Short problem - Return the records that follow unaltered. Omit every picture.

Data tied to figure images:
— START —

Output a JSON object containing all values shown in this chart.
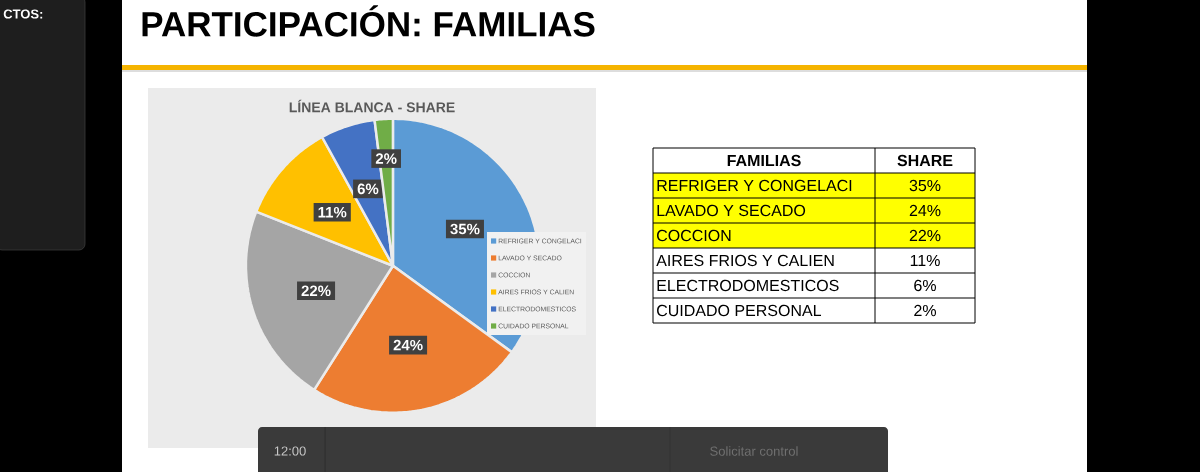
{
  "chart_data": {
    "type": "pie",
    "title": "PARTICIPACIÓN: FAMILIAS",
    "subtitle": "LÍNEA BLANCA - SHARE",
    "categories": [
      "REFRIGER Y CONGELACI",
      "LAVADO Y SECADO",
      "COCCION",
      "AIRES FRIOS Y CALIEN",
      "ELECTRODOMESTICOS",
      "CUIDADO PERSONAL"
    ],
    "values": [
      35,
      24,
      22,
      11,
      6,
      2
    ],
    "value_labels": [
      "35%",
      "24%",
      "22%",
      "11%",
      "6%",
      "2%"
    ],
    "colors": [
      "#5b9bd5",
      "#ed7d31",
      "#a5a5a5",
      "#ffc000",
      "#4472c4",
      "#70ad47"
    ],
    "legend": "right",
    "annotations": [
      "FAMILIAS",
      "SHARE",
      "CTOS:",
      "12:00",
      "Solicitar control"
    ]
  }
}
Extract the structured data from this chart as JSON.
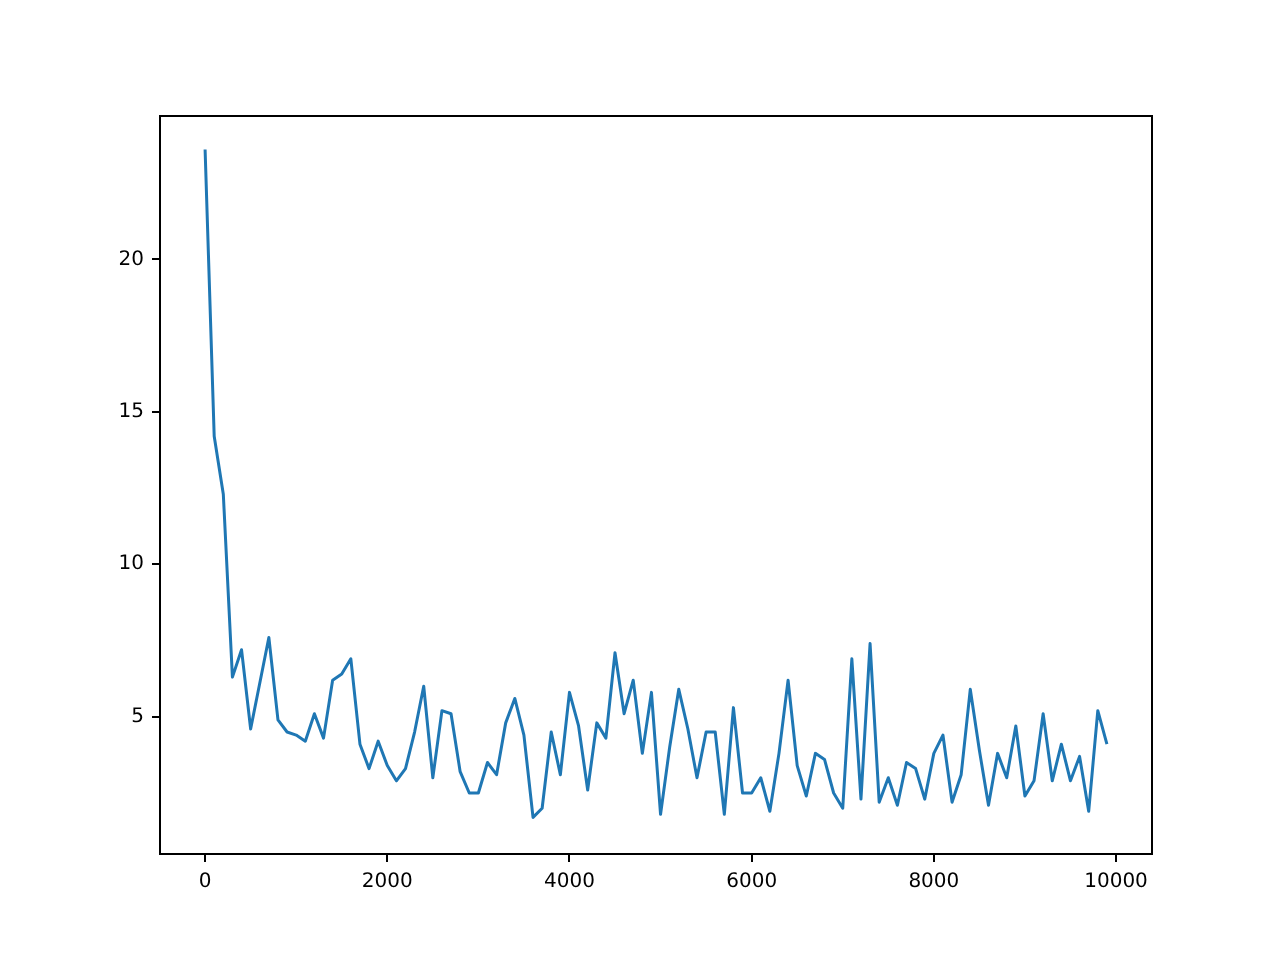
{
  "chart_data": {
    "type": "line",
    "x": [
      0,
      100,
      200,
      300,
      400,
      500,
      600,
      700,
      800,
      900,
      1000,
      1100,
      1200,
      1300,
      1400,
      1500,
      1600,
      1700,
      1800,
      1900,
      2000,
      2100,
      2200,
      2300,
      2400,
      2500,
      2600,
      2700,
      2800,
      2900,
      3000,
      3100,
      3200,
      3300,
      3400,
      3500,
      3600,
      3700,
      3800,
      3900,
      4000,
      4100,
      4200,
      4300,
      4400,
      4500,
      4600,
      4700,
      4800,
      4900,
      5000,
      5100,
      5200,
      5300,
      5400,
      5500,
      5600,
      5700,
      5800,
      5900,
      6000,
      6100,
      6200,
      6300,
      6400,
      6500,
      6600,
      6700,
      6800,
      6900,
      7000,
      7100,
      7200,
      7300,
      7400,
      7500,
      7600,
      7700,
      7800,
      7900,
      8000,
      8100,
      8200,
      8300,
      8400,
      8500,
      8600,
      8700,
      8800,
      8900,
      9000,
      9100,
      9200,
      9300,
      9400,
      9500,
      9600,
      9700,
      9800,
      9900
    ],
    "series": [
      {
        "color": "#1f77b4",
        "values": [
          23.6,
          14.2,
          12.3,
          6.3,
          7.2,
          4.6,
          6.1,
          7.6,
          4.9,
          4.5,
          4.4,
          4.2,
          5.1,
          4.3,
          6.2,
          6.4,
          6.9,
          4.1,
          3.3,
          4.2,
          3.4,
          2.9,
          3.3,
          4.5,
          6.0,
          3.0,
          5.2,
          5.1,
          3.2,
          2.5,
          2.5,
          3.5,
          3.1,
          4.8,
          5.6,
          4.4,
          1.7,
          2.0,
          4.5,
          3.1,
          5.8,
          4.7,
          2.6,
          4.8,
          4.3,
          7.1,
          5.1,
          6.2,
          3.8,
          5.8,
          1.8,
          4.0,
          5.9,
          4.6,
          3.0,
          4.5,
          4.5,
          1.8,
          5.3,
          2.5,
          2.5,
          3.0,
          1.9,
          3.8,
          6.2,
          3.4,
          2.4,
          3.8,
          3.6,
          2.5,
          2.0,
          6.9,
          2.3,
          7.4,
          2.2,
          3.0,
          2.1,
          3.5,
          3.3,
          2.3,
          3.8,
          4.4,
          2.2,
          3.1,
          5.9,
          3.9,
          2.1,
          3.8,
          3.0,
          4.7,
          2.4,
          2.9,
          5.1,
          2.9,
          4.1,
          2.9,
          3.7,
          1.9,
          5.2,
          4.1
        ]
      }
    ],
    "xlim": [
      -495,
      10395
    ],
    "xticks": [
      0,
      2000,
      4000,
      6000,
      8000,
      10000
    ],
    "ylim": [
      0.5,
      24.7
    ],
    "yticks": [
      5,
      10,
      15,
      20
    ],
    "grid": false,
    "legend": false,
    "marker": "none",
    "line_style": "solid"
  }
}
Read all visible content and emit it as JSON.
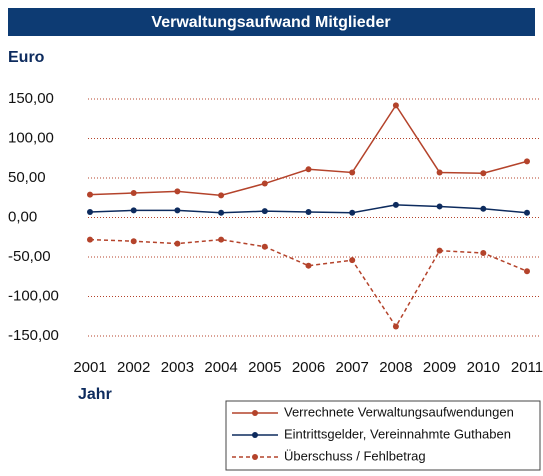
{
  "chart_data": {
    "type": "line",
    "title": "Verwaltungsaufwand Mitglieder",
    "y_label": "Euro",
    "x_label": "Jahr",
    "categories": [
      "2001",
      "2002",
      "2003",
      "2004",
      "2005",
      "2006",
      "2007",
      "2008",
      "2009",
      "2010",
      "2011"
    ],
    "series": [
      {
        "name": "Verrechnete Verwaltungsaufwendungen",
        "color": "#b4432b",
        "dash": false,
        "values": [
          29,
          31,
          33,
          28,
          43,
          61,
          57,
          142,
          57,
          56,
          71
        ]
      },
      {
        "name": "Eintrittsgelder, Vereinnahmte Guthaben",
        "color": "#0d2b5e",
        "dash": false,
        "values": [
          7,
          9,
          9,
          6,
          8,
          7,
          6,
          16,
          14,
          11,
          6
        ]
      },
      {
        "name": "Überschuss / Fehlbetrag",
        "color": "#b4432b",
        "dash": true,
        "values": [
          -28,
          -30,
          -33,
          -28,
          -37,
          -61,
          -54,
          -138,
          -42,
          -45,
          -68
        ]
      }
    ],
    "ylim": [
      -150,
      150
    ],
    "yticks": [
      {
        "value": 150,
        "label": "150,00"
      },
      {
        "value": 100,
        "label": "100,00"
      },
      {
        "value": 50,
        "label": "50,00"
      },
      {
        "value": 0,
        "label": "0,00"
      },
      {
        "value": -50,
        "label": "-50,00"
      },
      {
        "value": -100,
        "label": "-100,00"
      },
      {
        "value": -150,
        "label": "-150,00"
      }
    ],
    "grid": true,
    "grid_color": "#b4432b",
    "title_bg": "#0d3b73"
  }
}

— END —

Written answer -
Output a JSON object containing all values shown in this chart.
{
  "chart_data": {
    "type": "pie",
    "title": "PARTICIPACIÓN: FAMILIAS",
    "subtitle": "LÍNEA BLANCA - SHARE",
    "categories": [
      "REFRIGER Y CONGELACI",
      "LAVADO Y SECADO",
      "COCCION",
      "AIRES FRIOS Y CALIEN",
      "ELECTRODOMESTICOS",
      "CUIDADO PERSONAL"
    ],
    "values": [
      35,
      24,
      22,
      11,
      6,
      2
    ],
    "value_labels": [
      "35%",
      "24%",
      "22%",
      "11%",
      "6%",
      "2%"
    ],
    "colors": [
      "#5b9bd5",
      "#ed7d31",
      "#a5a5a5",
      "#ffc000",
      "#4472c4",
      "#70ad47"
    ],
    "legend": "right",
    "annotations": [
      "FAMILIAS",
      "SHARE",
      "CTOS:",
      "12:00",
      "Solicitar control"
    ]
  }
}
Extract the structured data from this chart as JSON.
{
  "chart_data": {
    "type": "line",
    "x": [
      0,
      100,
      200,
      300,
      400,
      500,
      600,
      700,
      800,
      900,
      1000,
      1100,
      1200,
      1300,
      1400,
      1500,
      1600,
      1700,
      1800,
      1900,
      2000,
      2100,
      2200,
      2300,
      2400,
      2500,
      2600,
      2700,
      2800,
      2900,
      3000,
      3100,
      3200,
      3300,
      3400,
      3500,
      3600,
      3700,
      3800,
      3900,
      4000,
      4100,
      4200,
      4300,
      4400,
      4500,
      4600,
      4700,
      4800,
      4900,
      5000,
      5100,
      5200,
      5300,
      5400,
      5500,
      5600,
      5700,
      5800,
      5900,
      6000,
      6100,
      6200,
      6300,
      6400,
      6500,
      6600,
      6700,
      6800,
      6900,
      7000,
      7100,
      7200,
      7300,
      7400,
      7500,
      7600,
      7700,
      7800,
      7900,
      8000,
      8100,
      8200,
      8300,
      8400,
      8500,
      8600,
      8700,
      8800,
      8900,
      9000,
      9100,
      9200,
      9300,
      9400,
      9500,
      9600,
      9700,
      9800,
      9900
    ],
    "series": [
      {
        "color": "#1f77b4",
        "values": [
          23.6,
          14.2,
          12.3,
          6.3,
          7.2,
          4.6,
          6.1,
          7.6,
          4.9,
          4.5,
          4.4,
          4.2,
          5.1,
          4.3,
          6.2,
          6.4,
          6.9,
          4.1,
          3.3,
          4.2,
          3.4,
          2.9,
          3.3,
          4.5,
          6.0,
          3.0,
          5.2,
          5.1,
          3.2,
          2.5,
          2.5,
          3.5,
          3.1,
          4.8,
          5.6,
          4.4,
          1.7,
          2.0,
          4.5,
          3.1,
          5.8,
          4.7,
          2.6,
          4.8,
          4.3,
          7.1,
          5.1,
          6.2,
          3.8,
          5.8,
          1.8,
          4.0,
          5.9,
          4.6,
          3.0,
          4.5,
          4.5,
          1.8,
          5.3,
          2.5,
          2.5,
          3.0,
          1.9,
          3.8,
          6.2,
          3.4,
          2.4,
          3.8,
          3.6,
          2.5,
          2.0,
          6.9,
          2.3,
          7.4,
          2.2,
          3.0,
          2.1,
          3.5,
          3.3,
          2.3,
          3.8,
          4.4,
          2.2,
          3.1,
          5.9,
          3.9,
          2.1,
          3.8,
          3.0,
          4.7,
          2.4,
          2.9,
          5.1,
          2.9,
          4.1,
          2.9,
          3.7,
          1.9,
          5.2,
          4.1
        ]
      }
    ],
    "xlim": [
      -495,
      10395
    ],
    "xticks": [
      0,
      2000,
      4000,
      6000,
      8000,
      10000
    ],
    "ylim": [
      0.5,
      24.7
    ],
    "yticks": [
      5,
      10,
      15,
      20
    ],
    "grid": false,
    "legend": false,
    "marker": "none",
    "line_style": "solid"
  }
}
Read all visible content and emit it as JSON.
{
  "chart_data": {
    "type": "line",
    "title": "Verwaltungsaufwand Mitglieder",
    "y_label": "Euro",
    "x_label": "Jahr",
    "categories": [
      "2001",
      "2002",
      "2003",
      "2004",
      "2005",
      "2006",
      "2007",
      "2008",
      "2009",
      "2010",
      "2011"
    ],
    "series": [
      {
        "name": "Verrechnete Verwaltungsaufwendungen",
        "color": "#b4432b",
        "dash": false,
        "values": [
          29,
          31,
          33,
          28,
          43,
          61,
          57,
          142,
          57,
          56,
          71
        ]
      },
      {
        "name": "Eintrittsgelder, Vereinnahmte Guthaben",
        "color": "#0d2b5e",
        "dash": false,
        "values": [
          7,
          9,
          9,
          6,
          8,
          7,
          6,
          16,
          14,
          11,
          6
        ]
      },
      {
        "name": "Überschuss / Fehlbetrag",
        "color": "#b4432b",
        "dash": true,
        "values": [
          -28,
          -30,
          -33,
          -28,
          -37,
          -61,
          -54,
          -138,
          -42,
          -45,
          -68
        ]
      }
    ],
    "ylim": [
      -150,
      150
    ],
    "yticks": [
      {
        "value": 150,
        "label": "150,00"
      },
      {
        "value": 100,
        "label": "100,00"
      },
      {
        "value": 50,
        "label": "50,00"
      },
      {
        "value": 0,
        "label": "0,00"
      },
      {
        "value": -50,
        "label": "-50,00"
      },
      {
        "value": -100,
        "label": "-100,00"
      },
      {
        "value": -150,
        "label": "-150,00"
      }
    ],
    "grid": true,
    "grid_color": "#b4432b",
    "title_bg": "#0d3b73"
  }
}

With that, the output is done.